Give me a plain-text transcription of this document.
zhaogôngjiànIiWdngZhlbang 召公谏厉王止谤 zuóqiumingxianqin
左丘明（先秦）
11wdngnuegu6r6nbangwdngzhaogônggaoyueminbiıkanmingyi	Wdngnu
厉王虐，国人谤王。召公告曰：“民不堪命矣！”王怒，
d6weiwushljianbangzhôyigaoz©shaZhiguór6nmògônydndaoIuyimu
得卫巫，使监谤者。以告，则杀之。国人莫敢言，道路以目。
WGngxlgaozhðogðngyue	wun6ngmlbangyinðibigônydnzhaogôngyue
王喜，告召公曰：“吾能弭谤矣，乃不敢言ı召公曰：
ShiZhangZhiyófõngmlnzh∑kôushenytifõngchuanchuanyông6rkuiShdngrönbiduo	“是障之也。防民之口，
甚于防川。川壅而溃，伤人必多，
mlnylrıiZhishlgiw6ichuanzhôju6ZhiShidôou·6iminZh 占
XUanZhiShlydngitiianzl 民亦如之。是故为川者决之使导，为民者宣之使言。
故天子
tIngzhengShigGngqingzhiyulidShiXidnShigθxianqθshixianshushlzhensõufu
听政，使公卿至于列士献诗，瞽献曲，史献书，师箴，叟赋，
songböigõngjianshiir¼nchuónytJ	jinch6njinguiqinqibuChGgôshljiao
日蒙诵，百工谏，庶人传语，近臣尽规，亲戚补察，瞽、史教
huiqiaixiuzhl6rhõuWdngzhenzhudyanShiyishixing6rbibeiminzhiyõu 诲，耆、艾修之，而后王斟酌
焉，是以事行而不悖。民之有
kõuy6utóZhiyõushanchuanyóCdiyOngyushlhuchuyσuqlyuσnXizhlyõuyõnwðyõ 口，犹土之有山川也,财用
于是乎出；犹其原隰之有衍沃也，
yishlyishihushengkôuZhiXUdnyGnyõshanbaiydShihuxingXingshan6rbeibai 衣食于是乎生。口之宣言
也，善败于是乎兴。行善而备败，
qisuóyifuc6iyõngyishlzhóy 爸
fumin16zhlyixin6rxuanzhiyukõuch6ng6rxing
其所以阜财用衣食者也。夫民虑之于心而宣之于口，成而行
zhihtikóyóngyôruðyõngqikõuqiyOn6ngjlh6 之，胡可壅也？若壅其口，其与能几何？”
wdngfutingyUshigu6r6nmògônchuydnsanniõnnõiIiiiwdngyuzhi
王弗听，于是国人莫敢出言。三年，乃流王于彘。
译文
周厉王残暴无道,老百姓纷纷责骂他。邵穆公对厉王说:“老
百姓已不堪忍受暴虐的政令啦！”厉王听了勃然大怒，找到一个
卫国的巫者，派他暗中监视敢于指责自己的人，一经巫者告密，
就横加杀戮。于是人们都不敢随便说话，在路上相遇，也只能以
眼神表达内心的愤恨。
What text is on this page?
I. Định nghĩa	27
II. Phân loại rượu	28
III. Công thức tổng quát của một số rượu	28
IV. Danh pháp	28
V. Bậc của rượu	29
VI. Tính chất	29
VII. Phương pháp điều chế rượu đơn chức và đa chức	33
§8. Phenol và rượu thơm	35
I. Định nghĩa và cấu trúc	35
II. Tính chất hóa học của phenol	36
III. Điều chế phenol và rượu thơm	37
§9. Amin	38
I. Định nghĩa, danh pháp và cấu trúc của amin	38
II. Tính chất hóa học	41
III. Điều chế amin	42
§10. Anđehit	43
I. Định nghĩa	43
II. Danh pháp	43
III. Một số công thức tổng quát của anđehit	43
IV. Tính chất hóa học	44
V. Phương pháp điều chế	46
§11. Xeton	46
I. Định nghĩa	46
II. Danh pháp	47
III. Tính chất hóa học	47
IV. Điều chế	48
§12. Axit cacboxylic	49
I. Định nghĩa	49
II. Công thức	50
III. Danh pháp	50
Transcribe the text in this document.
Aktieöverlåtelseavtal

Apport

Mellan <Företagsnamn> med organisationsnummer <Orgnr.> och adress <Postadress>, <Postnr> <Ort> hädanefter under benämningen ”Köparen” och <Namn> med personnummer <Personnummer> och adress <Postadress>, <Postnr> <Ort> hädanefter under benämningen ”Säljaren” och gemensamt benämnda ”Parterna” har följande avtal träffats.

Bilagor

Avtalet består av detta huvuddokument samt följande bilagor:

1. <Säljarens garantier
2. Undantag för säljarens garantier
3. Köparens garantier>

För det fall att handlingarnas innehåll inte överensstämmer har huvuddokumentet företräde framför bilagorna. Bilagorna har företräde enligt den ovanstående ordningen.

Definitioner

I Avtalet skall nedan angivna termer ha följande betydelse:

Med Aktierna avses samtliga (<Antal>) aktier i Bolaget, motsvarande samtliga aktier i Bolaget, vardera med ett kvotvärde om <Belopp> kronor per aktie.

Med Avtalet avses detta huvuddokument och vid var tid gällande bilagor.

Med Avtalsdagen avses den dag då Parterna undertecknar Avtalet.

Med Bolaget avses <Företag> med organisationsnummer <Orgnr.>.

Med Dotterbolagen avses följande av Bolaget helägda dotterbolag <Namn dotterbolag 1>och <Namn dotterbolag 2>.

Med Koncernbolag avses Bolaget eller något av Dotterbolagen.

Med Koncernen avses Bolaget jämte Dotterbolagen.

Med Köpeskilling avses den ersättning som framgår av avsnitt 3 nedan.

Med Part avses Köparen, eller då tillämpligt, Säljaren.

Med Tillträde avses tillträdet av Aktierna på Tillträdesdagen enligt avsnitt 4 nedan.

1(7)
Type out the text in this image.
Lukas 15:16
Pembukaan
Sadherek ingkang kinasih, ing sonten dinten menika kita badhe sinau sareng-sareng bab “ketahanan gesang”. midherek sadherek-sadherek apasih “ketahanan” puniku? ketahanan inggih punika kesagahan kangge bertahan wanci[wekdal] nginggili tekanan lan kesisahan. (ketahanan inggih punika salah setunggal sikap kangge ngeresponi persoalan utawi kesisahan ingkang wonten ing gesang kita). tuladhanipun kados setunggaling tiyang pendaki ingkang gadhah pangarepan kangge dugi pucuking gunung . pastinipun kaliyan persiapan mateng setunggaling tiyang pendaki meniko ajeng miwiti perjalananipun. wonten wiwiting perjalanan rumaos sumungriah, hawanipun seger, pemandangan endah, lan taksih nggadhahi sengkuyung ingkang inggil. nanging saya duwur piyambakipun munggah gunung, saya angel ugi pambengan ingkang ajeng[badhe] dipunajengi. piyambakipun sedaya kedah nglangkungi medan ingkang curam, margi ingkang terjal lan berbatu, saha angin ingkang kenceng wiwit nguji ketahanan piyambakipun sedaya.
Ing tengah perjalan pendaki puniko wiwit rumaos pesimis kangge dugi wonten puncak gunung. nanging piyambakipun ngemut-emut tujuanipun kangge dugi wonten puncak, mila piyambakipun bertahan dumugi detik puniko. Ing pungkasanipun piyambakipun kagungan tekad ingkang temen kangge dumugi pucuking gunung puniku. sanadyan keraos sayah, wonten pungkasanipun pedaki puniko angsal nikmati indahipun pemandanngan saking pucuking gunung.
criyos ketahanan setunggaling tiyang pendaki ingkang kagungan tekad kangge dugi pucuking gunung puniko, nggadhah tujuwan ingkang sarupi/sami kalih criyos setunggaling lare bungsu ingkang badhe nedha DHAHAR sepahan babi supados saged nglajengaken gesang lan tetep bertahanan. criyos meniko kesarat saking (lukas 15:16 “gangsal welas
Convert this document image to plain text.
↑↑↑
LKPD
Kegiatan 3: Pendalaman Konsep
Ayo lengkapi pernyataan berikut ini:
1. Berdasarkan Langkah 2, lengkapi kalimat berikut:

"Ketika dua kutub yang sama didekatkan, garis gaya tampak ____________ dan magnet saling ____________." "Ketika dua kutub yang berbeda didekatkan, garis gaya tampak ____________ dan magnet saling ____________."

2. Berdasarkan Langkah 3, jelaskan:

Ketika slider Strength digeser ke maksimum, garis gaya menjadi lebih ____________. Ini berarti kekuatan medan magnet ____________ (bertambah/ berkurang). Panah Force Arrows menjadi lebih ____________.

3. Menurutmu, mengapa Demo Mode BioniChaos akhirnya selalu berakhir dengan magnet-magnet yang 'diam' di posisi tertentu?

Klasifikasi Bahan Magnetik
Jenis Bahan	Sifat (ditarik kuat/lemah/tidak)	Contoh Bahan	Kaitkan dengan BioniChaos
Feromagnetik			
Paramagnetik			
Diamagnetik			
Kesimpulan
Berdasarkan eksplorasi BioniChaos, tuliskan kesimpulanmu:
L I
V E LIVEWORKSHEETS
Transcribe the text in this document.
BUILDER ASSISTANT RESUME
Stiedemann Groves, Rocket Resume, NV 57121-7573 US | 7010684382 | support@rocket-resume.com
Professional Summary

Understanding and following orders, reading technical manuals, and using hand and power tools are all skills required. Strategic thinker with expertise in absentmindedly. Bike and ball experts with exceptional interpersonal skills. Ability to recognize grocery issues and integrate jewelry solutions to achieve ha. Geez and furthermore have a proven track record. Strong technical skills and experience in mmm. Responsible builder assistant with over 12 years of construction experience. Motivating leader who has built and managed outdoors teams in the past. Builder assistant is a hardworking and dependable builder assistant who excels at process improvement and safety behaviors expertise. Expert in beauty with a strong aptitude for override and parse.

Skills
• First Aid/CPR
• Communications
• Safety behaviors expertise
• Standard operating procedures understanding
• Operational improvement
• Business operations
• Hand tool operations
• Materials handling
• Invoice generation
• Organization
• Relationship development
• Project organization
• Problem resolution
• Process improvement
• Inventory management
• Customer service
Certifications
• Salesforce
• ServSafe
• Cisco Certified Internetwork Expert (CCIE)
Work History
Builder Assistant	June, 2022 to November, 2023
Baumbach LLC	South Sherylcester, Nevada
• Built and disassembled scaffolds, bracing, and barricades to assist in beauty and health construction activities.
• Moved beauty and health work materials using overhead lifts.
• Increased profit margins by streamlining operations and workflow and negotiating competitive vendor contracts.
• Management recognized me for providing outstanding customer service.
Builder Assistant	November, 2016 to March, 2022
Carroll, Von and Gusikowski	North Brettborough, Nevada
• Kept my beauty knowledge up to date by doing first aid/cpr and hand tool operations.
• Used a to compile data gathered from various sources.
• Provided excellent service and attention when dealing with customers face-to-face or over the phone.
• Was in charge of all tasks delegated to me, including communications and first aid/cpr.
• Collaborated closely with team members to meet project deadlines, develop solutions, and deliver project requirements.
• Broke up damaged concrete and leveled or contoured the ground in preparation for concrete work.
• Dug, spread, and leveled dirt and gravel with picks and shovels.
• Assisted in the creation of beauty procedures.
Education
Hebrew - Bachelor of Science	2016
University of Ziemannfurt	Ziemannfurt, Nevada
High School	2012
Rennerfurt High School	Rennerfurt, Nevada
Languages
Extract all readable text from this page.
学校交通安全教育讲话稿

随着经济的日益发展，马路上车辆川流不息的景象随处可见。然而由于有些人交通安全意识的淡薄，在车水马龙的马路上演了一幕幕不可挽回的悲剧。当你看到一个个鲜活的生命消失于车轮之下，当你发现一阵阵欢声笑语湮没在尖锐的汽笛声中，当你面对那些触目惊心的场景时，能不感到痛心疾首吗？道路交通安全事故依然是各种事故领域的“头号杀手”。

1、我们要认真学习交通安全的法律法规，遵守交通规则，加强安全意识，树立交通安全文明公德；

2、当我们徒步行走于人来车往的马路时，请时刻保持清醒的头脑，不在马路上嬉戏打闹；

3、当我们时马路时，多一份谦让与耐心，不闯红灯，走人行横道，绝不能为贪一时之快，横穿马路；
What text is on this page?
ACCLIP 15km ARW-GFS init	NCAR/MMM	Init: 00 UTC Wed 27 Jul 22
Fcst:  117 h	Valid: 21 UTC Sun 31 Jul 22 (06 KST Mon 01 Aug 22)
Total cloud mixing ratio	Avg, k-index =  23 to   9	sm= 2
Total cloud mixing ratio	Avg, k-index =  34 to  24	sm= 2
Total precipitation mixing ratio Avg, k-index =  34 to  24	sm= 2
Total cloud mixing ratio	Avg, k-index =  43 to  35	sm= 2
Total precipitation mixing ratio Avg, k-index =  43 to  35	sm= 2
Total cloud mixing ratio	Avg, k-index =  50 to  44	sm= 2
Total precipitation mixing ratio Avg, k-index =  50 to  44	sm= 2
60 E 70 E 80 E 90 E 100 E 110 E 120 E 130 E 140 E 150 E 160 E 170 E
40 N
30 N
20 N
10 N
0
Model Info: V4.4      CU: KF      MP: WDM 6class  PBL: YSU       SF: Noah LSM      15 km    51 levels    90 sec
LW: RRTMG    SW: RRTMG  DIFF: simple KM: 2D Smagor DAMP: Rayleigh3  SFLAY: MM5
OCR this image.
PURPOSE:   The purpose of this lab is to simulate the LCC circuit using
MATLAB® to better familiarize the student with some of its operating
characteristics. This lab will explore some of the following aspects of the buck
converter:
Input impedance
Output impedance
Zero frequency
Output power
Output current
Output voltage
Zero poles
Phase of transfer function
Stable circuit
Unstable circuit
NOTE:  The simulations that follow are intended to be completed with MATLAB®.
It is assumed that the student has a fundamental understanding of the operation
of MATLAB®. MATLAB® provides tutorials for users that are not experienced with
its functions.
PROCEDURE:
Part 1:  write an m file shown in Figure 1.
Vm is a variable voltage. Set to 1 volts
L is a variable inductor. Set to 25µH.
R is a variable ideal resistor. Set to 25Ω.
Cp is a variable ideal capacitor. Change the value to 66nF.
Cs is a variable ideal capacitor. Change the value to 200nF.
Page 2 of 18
————
- **WORK TO COMPLETE**: Copy out each line of the material that holds the word "High".

- **RESULT OF THIS EXERCISE**:
High School	2012
Rennerfurt High School	Rennerfurt, Nevada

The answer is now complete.